Problem to solve
Pick out each line containing the string "xlabel".
───── Data for this task
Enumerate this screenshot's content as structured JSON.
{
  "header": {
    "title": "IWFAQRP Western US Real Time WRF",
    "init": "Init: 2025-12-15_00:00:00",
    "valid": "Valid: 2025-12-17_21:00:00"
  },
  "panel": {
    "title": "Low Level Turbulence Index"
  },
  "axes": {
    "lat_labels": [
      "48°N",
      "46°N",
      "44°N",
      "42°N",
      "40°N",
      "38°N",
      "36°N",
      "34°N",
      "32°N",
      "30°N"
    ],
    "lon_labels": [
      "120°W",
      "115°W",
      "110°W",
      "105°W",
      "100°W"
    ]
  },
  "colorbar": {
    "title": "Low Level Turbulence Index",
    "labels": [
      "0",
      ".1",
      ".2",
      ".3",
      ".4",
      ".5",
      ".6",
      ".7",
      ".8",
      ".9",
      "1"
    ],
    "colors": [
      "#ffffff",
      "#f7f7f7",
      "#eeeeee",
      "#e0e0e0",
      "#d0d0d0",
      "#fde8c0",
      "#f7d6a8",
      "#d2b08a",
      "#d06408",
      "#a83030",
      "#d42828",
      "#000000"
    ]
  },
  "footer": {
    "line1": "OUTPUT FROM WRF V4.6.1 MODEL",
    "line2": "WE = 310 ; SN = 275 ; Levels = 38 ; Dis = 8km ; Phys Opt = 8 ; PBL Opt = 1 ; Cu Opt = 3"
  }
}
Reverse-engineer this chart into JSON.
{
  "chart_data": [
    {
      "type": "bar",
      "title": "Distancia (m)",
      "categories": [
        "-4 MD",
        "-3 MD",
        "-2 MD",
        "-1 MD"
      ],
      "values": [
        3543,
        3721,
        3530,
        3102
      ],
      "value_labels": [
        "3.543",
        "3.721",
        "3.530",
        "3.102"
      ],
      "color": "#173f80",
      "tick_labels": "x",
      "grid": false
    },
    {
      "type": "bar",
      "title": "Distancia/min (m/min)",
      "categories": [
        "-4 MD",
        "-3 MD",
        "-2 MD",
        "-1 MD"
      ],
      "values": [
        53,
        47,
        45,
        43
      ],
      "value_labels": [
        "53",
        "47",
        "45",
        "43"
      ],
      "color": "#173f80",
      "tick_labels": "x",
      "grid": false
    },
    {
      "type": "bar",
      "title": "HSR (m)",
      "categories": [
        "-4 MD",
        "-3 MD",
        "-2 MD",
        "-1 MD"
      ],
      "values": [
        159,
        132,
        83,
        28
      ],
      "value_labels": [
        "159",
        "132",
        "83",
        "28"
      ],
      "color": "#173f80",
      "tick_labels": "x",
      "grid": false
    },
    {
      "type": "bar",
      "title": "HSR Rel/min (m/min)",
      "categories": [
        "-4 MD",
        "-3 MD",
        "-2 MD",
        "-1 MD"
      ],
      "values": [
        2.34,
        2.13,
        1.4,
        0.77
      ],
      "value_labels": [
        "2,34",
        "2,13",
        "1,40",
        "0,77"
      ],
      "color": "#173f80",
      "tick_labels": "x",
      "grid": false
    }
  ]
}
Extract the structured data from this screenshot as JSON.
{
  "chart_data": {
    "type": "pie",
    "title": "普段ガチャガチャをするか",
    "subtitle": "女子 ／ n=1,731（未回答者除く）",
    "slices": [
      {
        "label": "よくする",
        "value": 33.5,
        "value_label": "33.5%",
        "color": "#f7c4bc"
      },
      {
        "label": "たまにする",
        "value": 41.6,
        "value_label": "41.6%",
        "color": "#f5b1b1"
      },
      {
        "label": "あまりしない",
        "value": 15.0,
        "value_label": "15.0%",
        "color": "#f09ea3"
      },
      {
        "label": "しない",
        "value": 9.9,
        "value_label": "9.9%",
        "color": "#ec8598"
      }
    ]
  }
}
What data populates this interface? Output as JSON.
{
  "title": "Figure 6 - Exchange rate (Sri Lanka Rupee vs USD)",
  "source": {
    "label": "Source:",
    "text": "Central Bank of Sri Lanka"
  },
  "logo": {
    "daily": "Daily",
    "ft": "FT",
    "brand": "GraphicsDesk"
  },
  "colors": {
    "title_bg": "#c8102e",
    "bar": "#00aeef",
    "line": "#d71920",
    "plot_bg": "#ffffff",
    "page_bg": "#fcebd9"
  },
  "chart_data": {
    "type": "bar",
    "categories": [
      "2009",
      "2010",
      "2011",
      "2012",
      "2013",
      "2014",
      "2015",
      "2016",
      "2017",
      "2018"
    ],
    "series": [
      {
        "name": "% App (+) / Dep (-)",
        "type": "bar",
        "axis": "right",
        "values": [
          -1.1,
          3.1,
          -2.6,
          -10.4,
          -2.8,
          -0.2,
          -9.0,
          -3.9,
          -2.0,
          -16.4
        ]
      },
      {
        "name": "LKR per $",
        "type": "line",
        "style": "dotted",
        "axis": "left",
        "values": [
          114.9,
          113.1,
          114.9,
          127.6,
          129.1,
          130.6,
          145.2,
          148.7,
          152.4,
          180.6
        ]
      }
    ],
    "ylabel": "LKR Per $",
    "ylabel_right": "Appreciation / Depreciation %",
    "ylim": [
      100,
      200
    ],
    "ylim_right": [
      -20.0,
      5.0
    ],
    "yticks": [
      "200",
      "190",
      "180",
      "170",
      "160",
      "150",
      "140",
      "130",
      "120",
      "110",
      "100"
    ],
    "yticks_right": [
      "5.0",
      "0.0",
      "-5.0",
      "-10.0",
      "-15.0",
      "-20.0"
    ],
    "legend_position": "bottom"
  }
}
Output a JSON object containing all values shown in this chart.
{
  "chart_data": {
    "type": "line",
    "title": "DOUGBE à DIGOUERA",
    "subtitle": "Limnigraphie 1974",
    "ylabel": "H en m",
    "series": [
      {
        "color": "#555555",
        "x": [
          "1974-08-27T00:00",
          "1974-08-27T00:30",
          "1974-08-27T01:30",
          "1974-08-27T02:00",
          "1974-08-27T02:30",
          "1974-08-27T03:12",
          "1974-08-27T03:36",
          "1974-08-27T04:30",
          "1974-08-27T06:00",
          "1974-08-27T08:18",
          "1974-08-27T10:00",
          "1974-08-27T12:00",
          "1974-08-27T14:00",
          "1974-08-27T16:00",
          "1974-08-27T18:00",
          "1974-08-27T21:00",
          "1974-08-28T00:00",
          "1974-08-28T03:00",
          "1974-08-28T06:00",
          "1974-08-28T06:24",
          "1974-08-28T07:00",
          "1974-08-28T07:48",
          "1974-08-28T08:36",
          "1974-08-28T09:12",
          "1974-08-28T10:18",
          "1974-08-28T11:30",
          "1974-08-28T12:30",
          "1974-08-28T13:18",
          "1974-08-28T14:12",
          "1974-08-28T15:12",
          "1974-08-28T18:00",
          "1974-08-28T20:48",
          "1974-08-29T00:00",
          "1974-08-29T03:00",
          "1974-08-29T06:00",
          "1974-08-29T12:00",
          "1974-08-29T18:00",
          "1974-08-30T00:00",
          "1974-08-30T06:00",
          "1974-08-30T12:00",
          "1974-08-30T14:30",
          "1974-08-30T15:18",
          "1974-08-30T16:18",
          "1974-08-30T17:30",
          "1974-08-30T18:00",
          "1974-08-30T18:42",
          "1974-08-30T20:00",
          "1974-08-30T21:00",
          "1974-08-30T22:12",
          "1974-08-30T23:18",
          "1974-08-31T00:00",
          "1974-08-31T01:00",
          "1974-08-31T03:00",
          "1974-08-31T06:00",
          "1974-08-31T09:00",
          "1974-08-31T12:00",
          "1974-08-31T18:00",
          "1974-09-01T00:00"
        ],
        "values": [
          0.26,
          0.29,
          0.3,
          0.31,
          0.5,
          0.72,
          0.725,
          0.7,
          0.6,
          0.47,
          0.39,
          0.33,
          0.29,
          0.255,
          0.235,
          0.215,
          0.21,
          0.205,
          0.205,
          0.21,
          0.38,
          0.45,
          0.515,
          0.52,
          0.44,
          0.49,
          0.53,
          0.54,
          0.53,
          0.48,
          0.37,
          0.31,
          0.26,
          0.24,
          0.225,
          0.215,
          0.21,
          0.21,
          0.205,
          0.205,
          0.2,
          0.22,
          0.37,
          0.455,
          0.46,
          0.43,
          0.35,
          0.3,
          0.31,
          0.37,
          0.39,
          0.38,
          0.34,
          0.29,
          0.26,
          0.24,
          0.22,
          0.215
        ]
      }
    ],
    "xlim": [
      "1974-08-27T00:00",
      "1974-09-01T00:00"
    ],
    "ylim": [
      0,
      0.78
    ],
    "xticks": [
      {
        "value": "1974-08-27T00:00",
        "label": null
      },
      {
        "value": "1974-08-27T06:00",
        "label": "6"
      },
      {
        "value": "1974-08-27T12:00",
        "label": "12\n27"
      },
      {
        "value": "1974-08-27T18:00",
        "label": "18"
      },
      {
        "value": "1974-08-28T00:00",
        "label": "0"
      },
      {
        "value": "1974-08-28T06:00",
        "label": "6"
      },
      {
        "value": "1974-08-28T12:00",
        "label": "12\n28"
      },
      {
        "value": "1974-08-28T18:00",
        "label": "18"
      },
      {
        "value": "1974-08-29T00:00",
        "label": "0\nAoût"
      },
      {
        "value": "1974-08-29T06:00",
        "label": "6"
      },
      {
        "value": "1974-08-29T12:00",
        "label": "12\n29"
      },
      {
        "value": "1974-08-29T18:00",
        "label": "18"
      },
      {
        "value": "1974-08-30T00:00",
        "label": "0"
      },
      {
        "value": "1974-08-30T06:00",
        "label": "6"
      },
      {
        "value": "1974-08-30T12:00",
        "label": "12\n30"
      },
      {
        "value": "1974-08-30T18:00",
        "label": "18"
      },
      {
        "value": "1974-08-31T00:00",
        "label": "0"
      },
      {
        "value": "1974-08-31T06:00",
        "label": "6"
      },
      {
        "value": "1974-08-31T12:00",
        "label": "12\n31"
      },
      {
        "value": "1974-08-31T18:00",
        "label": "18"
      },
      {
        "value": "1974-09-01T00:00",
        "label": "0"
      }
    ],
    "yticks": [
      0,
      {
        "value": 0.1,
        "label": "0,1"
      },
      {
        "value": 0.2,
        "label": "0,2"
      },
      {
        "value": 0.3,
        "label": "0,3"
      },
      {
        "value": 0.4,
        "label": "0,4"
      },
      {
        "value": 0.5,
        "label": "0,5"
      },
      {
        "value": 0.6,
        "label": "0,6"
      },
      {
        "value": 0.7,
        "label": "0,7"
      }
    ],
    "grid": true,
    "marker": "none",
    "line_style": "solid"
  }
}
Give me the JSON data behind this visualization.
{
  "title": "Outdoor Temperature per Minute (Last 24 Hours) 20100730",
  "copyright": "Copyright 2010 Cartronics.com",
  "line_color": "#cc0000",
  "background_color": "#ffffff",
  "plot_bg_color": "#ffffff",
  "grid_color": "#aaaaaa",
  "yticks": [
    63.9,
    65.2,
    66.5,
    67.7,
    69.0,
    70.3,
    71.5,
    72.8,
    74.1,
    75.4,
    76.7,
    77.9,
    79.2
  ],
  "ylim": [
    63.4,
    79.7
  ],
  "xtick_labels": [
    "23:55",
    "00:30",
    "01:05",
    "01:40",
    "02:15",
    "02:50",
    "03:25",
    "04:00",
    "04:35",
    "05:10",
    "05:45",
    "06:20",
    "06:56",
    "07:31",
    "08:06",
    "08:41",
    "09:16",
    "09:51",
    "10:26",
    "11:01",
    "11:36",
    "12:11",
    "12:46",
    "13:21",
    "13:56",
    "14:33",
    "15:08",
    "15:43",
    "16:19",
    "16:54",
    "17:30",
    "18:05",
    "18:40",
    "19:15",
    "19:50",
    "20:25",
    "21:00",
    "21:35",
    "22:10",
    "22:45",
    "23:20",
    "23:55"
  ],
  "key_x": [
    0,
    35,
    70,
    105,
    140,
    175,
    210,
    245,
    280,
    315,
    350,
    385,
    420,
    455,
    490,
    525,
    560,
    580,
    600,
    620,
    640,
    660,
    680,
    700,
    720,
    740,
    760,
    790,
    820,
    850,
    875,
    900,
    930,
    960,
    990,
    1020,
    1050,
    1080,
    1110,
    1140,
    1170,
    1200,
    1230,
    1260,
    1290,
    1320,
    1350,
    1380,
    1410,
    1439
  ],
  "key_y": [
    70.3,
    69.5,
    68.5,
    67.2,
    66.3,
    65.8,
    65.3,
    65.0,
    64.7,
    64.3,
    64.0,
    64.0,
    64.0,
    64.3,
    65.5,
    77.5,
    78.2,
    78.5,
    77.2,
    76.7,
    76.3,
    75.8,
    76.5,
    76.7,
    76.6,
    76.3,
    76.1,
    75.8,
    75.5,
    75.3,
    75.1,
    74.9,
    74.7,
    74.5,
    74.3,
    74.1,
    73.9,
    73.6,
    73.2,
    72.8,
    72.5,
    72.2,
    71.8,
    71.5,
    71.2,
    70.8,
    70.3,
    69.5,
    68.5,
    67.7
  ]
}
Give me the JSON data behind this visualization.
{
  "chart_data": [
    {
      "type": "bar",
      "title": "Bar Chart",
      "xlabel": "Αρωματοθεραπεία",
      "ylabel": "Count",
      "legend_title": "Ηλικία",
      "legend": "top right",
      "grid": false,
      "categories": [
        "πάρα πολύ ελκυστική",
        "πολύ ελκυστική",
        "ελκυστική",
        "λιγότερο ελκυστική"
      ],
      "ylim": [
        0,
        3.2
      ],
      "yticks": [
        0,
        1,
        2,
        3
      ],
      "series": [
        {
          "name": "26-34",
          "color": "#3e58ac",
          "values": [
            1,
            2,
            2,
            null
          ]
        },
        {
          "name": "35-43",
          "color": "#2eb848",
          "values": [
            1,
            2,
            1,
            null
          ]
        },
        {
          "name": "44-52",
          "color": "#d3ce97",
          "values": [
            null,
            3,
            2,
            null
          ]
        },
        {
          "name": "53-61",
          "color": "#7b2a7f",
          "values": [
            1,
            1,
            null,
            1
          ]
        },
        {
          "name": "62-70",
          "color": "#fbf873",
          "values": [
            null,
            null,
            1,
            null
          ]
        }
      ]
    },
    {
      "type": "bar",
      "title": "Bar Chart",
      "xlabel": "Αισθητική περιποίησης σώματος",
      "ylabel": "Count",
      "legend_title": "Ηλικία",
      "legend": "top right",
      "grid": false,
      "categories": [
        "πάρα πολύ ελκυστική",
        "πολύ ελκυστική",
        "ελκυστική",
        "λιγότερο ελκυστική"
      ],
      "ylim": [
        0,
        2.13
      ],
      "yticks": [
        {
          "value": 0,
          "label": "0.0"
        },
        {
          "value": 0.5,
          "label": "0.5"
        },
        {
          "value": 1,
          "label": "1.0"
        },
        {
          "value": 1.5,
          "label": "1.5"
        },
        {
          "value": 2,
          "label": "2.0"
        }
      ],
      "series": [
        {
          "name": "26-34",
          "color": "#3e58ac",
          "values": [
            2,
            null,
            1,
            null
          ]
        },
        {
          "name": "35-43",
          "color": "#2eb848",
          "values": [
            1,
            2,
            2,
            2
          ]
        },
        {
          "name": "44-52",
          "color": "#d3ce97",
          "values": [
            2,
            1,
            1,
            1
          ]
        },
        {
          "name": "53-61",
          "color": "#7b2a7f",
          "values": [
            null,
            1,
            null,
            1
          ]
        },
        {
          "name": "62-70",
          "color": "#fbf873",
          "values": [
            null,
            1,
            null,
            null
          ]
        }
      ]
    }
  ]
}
──────────
Answer to this task
      "xlabel": "Αρωματοθεραπεία",
      "xlabel": "Αισθητική περιποίησης σώματος",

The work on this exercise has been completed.